____ Data to process

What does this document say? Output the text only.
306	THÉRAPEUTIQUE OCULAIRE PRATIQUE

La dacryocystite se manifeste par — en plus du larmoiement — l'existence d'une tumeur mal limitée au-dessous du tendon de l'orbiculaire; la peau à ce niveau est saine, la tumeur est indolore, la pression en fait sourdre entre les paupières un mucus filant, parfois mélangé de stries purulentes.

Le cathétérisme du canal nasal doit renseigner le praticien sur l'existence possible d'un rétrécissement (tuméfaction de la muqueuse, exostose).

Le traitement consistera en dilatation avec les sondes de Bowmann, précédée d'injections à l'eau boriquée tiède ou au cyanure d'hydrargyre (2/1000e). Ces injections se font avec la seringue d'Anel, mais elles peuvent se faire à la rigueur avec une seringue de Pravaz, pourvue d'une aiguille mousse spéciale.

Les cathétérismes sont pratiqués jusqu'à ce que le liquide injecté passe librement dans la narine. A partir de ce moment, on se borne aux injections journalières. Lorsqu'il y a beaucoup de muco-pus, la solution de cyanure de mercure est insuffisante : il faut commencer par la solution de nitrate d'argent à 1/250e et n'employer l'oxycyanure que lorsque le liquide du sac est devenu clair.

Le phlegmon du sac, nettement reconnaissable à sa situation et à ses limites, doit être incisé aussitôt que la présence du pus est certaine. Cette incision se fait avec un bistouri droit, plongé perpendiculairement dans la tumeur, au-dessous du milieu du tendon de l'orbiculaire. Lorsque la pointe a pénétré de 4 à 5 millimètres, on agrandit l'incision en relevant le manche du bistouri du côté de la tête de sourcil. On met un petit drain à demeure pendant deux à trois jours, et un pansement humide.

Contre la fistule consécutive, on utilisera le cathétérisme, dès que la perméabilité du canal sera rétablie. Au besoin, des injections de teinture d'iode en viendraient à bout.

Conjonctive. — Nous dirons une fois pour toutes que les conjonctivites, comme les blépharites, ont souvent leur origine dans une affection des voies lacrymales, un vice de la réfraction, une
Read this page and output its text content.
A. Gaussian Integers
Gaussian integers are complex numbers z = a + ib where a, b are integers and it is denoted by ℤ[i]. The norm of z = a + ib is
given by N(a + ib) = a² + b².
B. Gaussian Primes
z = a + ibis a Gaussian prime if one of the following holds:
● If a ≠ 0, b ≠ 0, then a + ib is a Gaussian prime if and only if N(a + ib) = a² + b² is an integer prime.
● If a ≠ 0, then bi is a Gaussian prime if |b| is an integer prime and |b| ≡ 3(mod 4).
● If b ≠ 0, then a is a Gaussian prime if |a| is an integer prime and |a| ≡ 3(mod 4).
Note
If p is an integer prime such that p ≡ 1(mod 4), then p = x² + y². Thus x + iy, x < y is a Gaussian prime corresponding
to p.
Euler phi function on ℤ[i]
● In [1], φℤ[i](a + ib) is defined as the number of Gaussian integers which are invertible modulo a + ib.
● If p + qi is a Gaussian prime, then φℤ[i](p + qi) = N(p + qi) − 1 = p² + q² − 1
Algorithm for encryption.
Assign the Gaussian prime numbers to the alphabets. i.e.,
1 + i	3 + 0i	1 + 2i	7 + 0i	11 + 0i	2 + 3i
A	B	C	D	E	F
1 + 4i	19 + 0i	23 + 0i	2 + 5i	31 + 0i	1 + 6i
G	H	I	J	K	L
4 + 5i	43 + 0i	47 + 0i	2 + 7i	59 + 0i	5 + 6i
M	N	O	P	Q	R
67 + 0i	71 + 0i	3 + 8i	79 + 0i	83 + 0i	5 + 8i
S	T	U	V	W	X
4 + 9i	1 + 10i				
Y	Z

________

## Stated goal
Of the lines in the records, how many contain the word "text"? Answer with the number and nothing else.

## Solution below
2